**What you will do**.
Transcribe every record that appears below, exactly and in full.

**Records provided**.
+ + +

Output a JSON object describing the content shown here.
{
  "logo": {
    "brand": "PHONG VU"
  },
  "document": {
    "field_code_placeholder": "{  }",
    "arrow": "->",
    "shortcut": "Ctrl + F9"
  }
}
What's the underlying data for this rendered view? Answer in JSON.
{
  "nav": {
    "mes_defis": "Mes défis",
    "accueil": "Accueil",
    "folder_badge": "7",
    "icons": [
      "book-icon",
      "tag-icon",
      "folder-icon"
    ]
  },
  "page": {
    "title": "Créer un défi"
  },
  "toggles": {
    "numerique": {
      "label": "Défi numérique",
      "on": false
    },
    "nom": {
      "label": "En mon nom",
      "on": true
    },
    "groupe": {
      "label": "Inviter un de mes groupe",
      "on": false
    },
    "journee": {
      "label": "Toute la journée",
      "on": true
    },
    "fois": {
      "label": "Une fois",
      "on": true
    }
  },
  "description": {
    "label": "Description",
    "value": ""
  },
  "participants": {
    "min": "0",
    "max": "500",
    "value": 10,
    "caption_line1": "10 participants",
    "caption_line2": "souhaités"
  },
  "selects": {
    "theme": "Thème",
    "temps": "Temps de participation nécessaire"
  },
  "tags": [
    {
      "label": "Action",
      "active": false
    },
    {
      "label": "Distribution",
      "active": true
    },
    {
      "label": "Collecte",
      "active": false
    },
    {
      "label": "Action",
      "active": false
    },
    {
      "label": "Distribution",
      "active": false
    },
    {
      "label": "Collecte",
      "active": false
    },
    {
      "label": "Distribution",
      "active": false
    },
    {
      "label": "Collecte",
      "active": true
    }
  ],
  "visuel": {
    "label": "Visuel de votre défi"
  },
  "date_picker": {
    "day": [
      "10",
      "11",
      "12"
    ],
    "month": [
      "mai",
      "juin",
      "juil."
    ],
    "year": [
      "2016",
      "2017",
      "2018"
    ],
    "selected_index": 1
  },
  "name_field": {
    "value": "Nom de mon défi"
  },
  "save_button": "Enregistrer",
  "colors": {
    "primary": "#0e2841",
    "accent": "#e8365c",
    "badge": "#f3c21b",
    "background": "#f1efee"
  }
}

+ + +

**Answer below**.
Output a JSON object describing the content shown here.
{
  "logo": {
    "brand": "PHONG VU"
  },
  "document": {
    "field_code_placeholder": "{  }",
    "arrow": "->",
    "shortcut": "Ctrl + F9"
  }
}
What's the underlying data for this rendered view? Answer in JSON.
{
  "nav": {
    "mes_defis": "Mes défis",
    "accueil": "Accueil",
    "folder_badge": "7",
    "icons": [
      "book-icon",
      "tag-icon",
      "folder-icon"
    ]
  },
  "page": {
    "title": "Créer un défi"
  },
  "toggles": {
    "numerique": {
      "label": "Défi numérique",
      "on": false
    },
    "nom": {
      "label": "En mon nom",
      "on": true
    },
    "groupe": {
      "label": "Inviter un de mes groupe",
      "on": false
    },
    "journee": {
      "label": "Toute la journée",
      "on": true
    },
    "fois": {
      "label": "Une fois",
      "on": true
    }
  },
  "description": {
    "label": "Description",
    "value": ""
  },
  "participants": {
    "min": "0",
    "max": "500",
    "value": 10,
    "caption_line1": "10 participants",
    "caption_line2": "souhaités"
  },
  "selects": {
    "theme": "Thème",
    "temps": "Temps de participation nécessaire"
  },
  "tags": [
    {
      "label": "Action",
      "active": false
    },
    {
      "label": "Distribution",
      "active": true
    },
    {
      "label": "Collecte",
      "active": false
    },
    {
      "label": "Action",
      "active": false
    },
    {
      "label": "Distribution",
      "active": false
    },
    {
      "label": "Collecte",
      "active": false
    },
    {
      "label": "Distribution",
      "active": false
    },
    {
      "label": "Collecte",
      "active": true
    }
  ],
  "visuel": {
    "label": "Visuel de votre défi"
  },
  "date_picker": {
    "day": [
      "10",
      "11",
      "12"
    ],
    "month": [
      "mai",
      "juin",
      "juil."
    ],
    "year": [
      "2016",
      "2017",
      "2018"
    ],
    "selected_index": 1
  },
  "name_field": {
    "value": "Nom de mon défi"
  },
  "save_button": "Enregistrer",
  "colors": {
    "primary": "#0e2841",
    "accent": "#e8365c",
    "badge": "#f3c21b",
    "background": "#f1efee"
  }
}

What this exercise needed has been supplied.